[start of Supplied data]

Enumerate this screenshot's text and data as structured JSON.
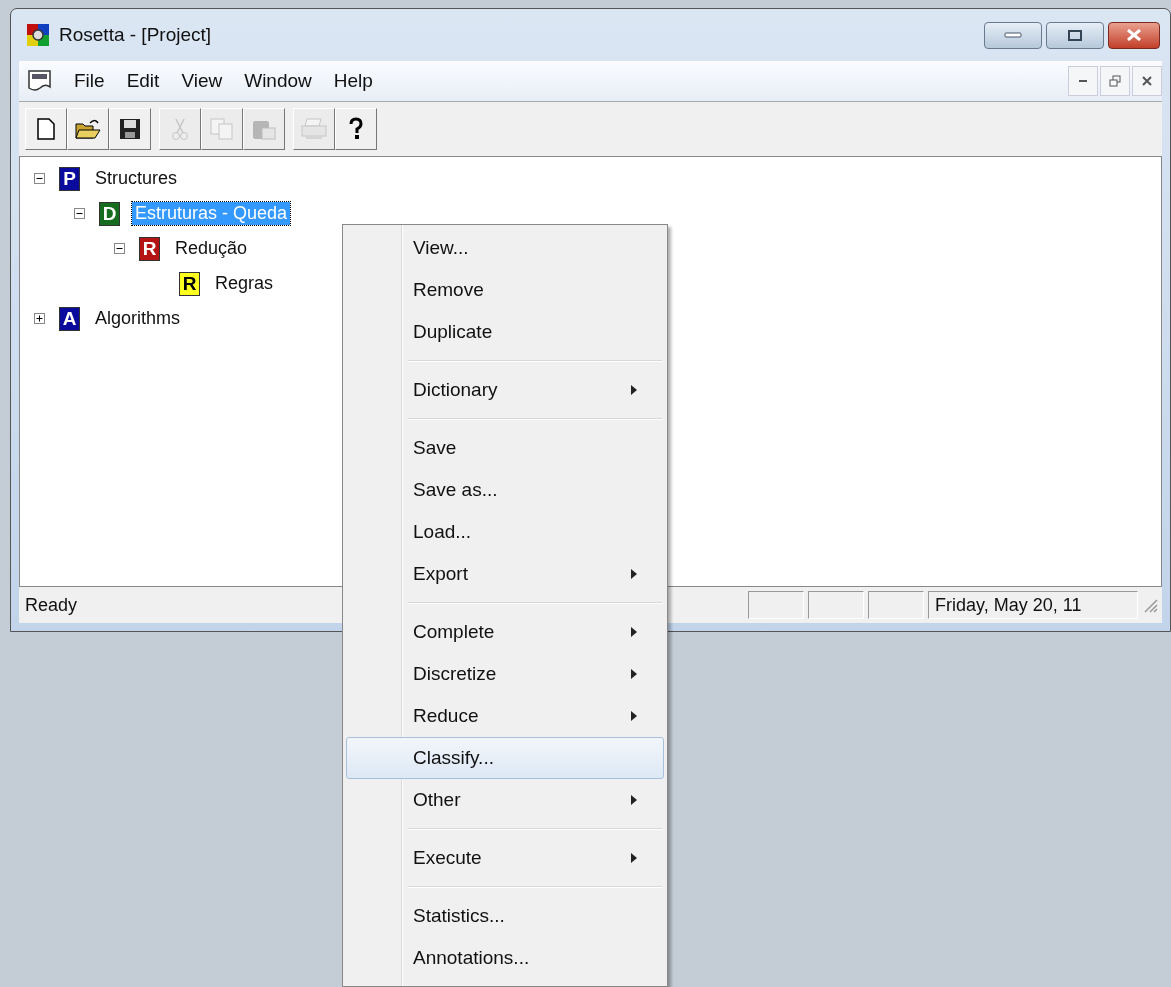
{
  "window": {
    "title": "Rosetta - [Project]"
  },
  "menu_bar": [
    "File",
    "Edit",
    "View",
    "Window",
    "Help"
  ],
  "toolbar": [
    [
      {
        "kind": "new",
        "disabled": false
      },
      {
        "kind": "open",
        "disabled": false
      },
      {
        "kind": "save",
        "disabled": false
      }
    ],
    [
      {
        "kind": "cut",
        "disabled": true
      },
      {
        "kind": "copy",
        "disabled": true
      },
      {
        "kind": "paste",
        "disabled": true
      }
    ],
    [
      {
        "kind": "print",
        "disabled": true
      },
      {
        "kind": "help",
        "disabled": false
      }
    ]
  ],
  "tree": [
    {
      "badge": "P",
      "color": "#0a0a9c",
      "label": "Structures",
      "selected": false,
      "expanded": true,
      "children": [
        {
          "badge": "D",
          "color": "#156b1e",
          "label": "Estruturas - Queda",
          "selected": true,
          "expanded": true,
          "children": [
            {
              "badge": "R",
              "color": "#b41414",
              "label": "Redução",
              "selected": false,
              "expanded": true,
              "children": [
                {
                  "badge": "R",
                  "color": "#ffff20",
                  "label": "Regras",
                  "selected": false
                }
              ]
            }
          ]
        }
      ]
    },
    {
      "badge": "A",
      "color": "#0a0a9c",
      "label": "Algorithms",
      "selected": false,
      "expanded": false
    }
  ],
  "status_bar": {
    "text": "Ready",
    "date": "Friday, May 20, 11"
  },
  "context_menu": [
    [
      {
        "label": "View...",
        "submenu": false,
        "selected": false
      },
      {
        "label": "Remove",
        "submenu": false,
        "selected": false
      },
      {
        "label": "Duplicate",
        "submenu": false,
        "selected": false
      }
    ],
    [
      {
        "label": "Dictionary",
        "submenu": true,
        "selected": false
      }
    ],
    [
      {
        "label": "Save",
        "submenu": false,
        "selected": false
      },
      {
        "label": "Save as...",
        "submenu": false,
        "selected": false
      },
      {
        "label": "Load...",
        "submenu": false,
        "selected": false
      },
      {
        "label": "Export",
        "submenu": true,
        "selected": false
      }
    ],
    [
      {
        "label": "Complete",
        "submenu": true,
        "selected": false
      },
      {
        "label": "Discretize",
        "submenu": true,
        "selected": false
      },
      {
        "label": "Reduce",
        "submenu": true,
        "selected": false
      },
      {
        "label": "Classify...",
        "submenu": false,
        "selected": true
      },
      {
        "label": "Other",
        "submenu": true,
        "selected": false
      }
    ],
    [
      {
        "label": "Execute",
        "submenu": true,
        "selected": false
      }
    ],
    [
      {
        "label": "Statistics...",
        "submenu": false,
        "selected": false
      },
      {
        "label": "Annotations...",
        "submenu": false,
        "selected": false
      }
    ]
  ]
}
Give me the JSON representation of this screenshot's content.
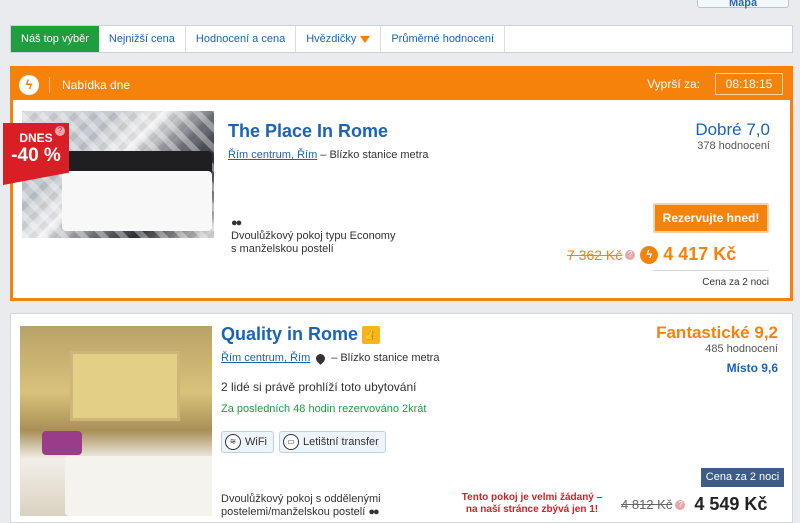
{
  "top": {
    "map_label": "Mapa"
  },
  "tabs": [
    {
      "label": "Náš top výběr",
      "active": true
    },
    {
      "label": "Nejnižší cena"
    },
    {
      "label": "Hodnocení a cena"
    },
    {
      "label": "Hvězdičky",
      "has_dropdown": true
    },
    {
      "label": "Průměrné hodnocení"
    }
  ],
  "deal": {
    "header_label": "Nabídka dne",
    "expires_label": "Vyprší za:",
    "timer": "08:18:15",
    "badge_top": "DNES",
    "badge_discount": "-40 %",
    "hotel_name": "The Place In Rome",
    "location_link": "Řím centrum, Řím",
    "location_note": "– Blízko stanice metra",
    "rating_label": "Dobré 7,0",
    "review_count": "378 hodnocení",
    "reserve_button": "Rezervujte hned!",
    "room_line1": "Dvoulůžkový pokoj typu Economy",
    "room_line2": "s manželskou postelí",
    "old_price": "7 362 Kč",
    "new_price": "4 417 Kč",
    "price_note": "Cena za 2 noci",
    "accent_color": "#f5820a"
  },
  "hotel2": {
    "hotel_name": "Quality in Rome",
    "location_link": "Řím centrum, Řím",
    "location_note": "– Blízko stanice metra",
    "rating_label": "Fantastické 9,2",
    "review_count": "485 hodnocení",
    "place_label": "Místo 9,6",
    "viewers": "2 lidé si právě prohlíží toto ubytování",
    "booked": "Za posledních 48 hodin rezervováno 2krát",
    "amenities": [
      "WiFi",
      "Letištní transfer"
    ],
    "price_note": "Cena za 2 noci",
    "room_line1": "Dvoulůžkový pokoj s oddělenými",
    "room_line2": "postelemi/manželskou postelí",
    "warn_line1": "Tento pokoj je velmi žádaný –",
    "warn_line2": "na naší stránce zbývá jen 1!",
    "old_price": "4 812 Kč",
    "new_price": "4 549 Kč"
  }
}
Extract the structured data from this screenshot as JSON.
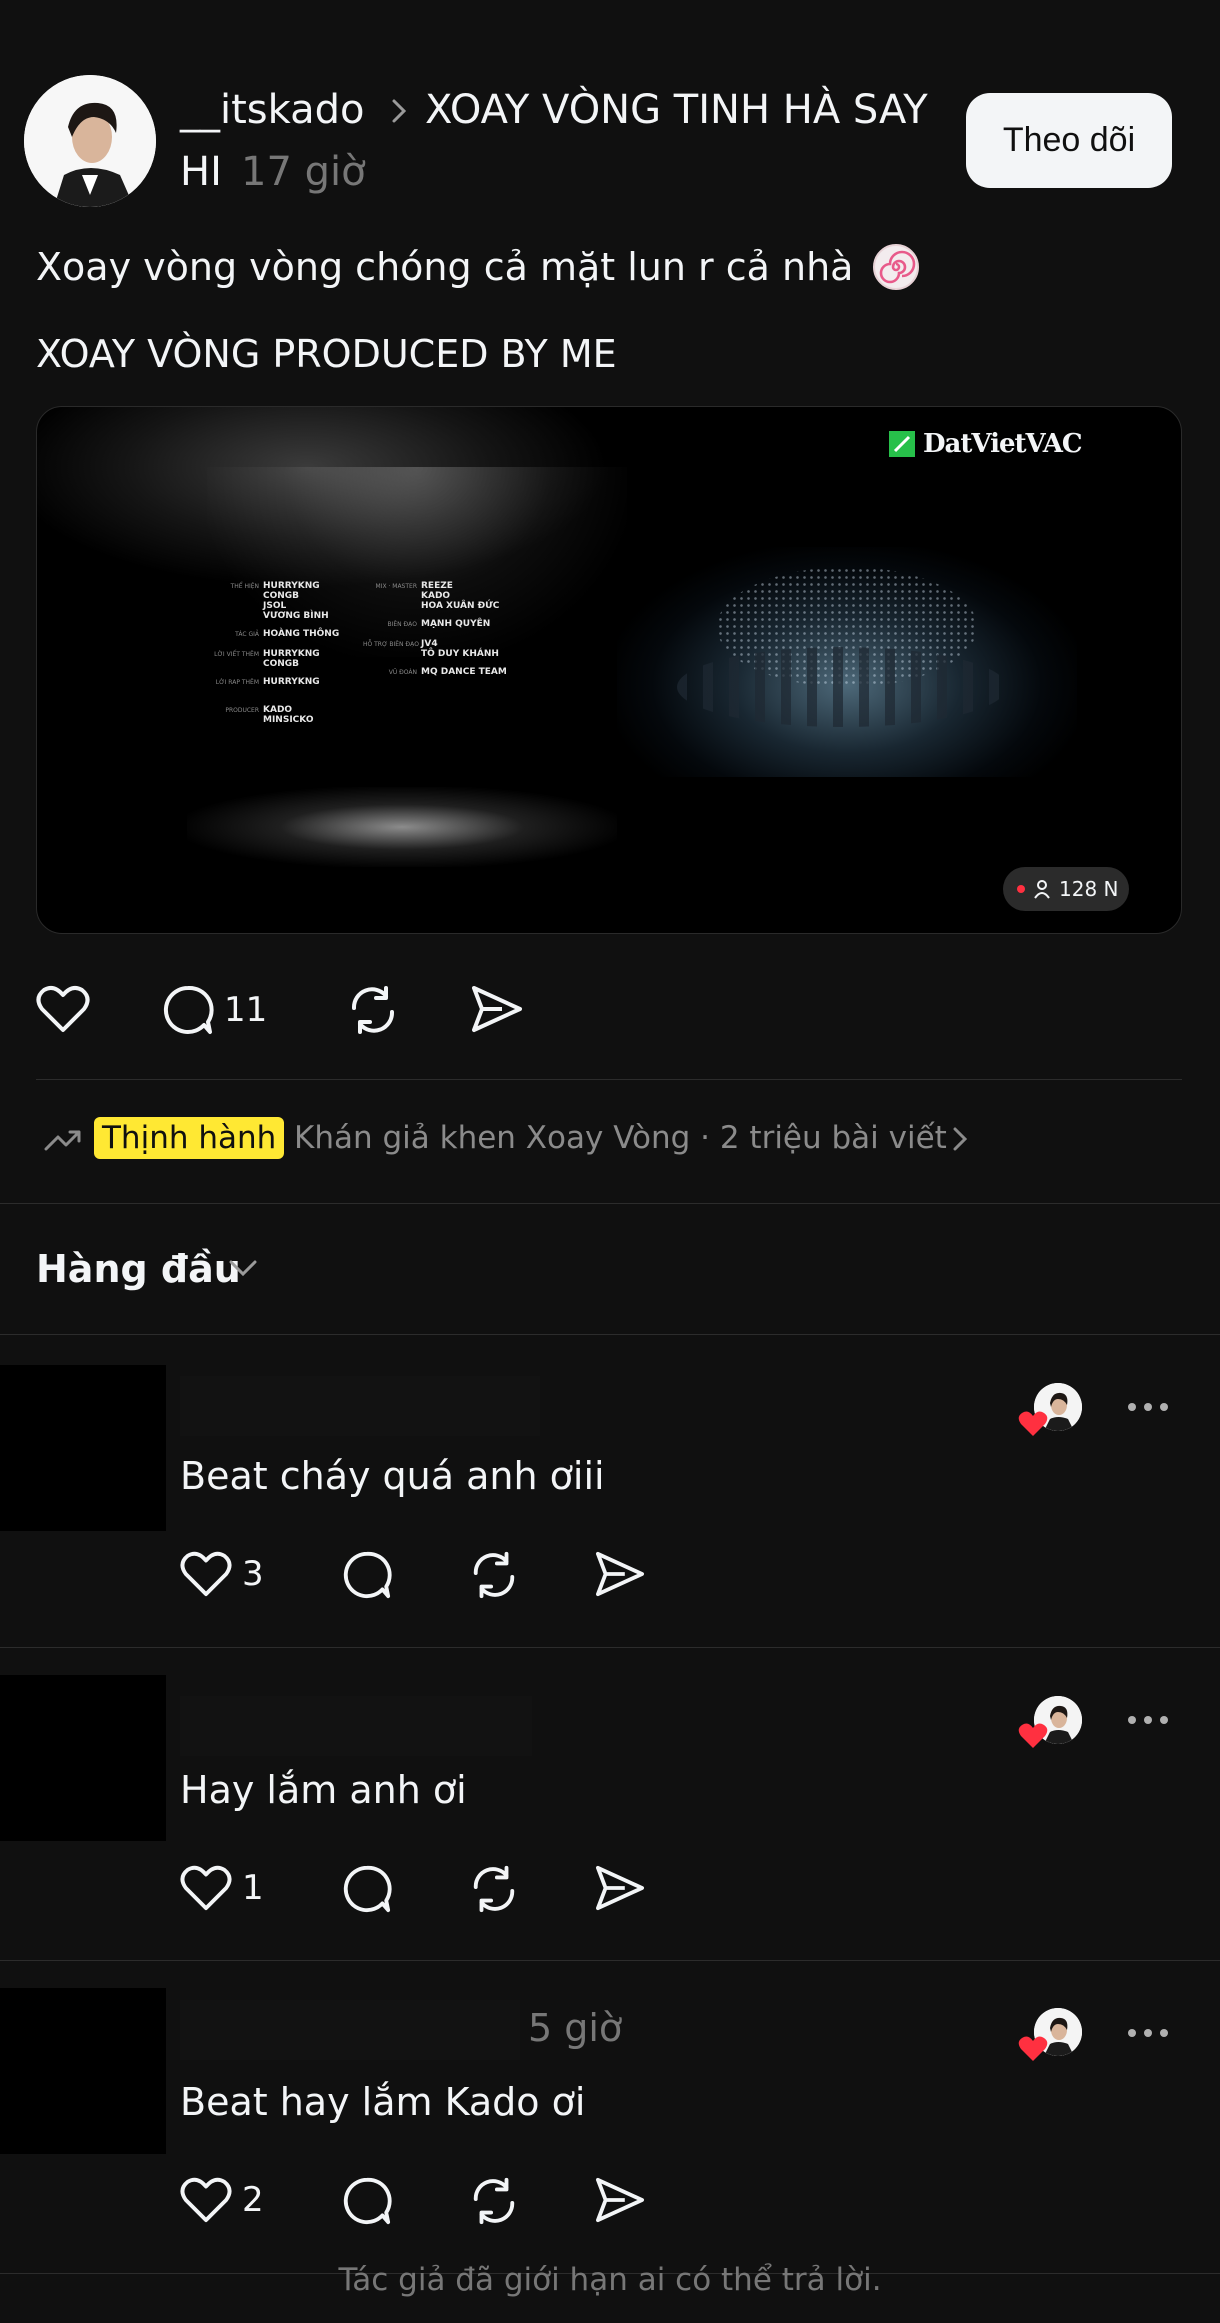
{
  "header": {
    "username": "__itskado",
    "thread_title": "XOAY VÒNG TINH HÀ SAY",
    "thread_title_cont": "HI",
    "time_ago": "17 giờ",
    "follow_label": "Theo dõi"
  },
  "post": {
    "caption_line1": "Xoay vòng vòng chóng cả mặt lun r cả nhà",
    "caption_emoji": "spiral-candy-icon",
    "caption_line2": "XOAY VÒNG PRODUCED BY ME"
  },
  "video": {
    "brand": "DatVietVAC",
    "viewers": "128 N",
    "credits_left": [
      {
        "label": "THỂ HIỆN",
        "values": [
          "HURRYKNG",
          "CONGB",
          "JSOL",
          "VƯƠNG BÌNH"
        ]
      },
      {
        "label": "TÁC GIẢ",
        "values": [
          "HOÀNG THÔNG"
        ]
      },
      {
        "label": "LỜI VIẾT THÊM",
        "values": [
          "HURRYKNG",
          "CONGB"
        ]
      },
      {
        "label": "LỜI RAP THÊM",
        "values": [
          "HURRYKNG"
        ]
      },
      {
        "label": "PRODUCER",
        "values": [
          "KADO",
          "MINSICKO"
        ]
      }
    ],
    "credits_right": [
      {
        "label": "MIX · MASTER",
        "values": [
          "REEZE",
          "KADO",
          "HOA XUÂN ĐỨC"
        ]
      },
      {
        "label": "BIÊN ĐẠO",
        "values": [
          "MẠNH QUYÊN"
        ]
      },
      {
        "label": "HỖ TRỢ BIÊN ĐẠO",
        "values": [
          "JV4",
          "TÔ DUY KHÁNH"
        ]
      },
      {
        "label": "VŨ ĐOÀN",
        "values": [
          "MQ DANCE TEAM"
        ]
      }
    ]
  },
  "actions": {
    "reply_count": "11"
  },
  "trending": {
    "badge": "Thịnh hành",
    "text": "Khán giả khen Xoay Vòng · 2 triệu bài viết"
  },
  "sort": {
    "label": "Hàng đầu"
  },
  "replies": [
    {
      "text": "Beat cháy quá anh ơiii",
      "likes": "3",
      "time": ""
    },
    {
      "text": "Hay lắm anh ơi",
      "likes": "1",
      "time": ""
    },
    {
      "text": "Beat hay lắm Kado ơi",
      "likes": "2",
      "time": "5 giờ"
    }
  ],
  "footer": {
    "note": "Tác giả đã giới hạn ai có thể trả lời."
  },
  "colors": {
    "background": "#101010",
    "text": "#f3f5f7",
    "muted": "#777777",
    "trend_highlight": "#ffe833",
    "heart_red": "#ff3040"
  }
}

[end of Supplied data]

> **What you will do**:
Whenever "kind" turns up in a line, pick that line out.

> **Solution for this task**:
        "kind": "new",
        "kind": "open",
        "kind": "save",
        "kind": "cut",
        "kind": "copy",
        "kind": "paste",
        "kind": "print",
        "kind": "help",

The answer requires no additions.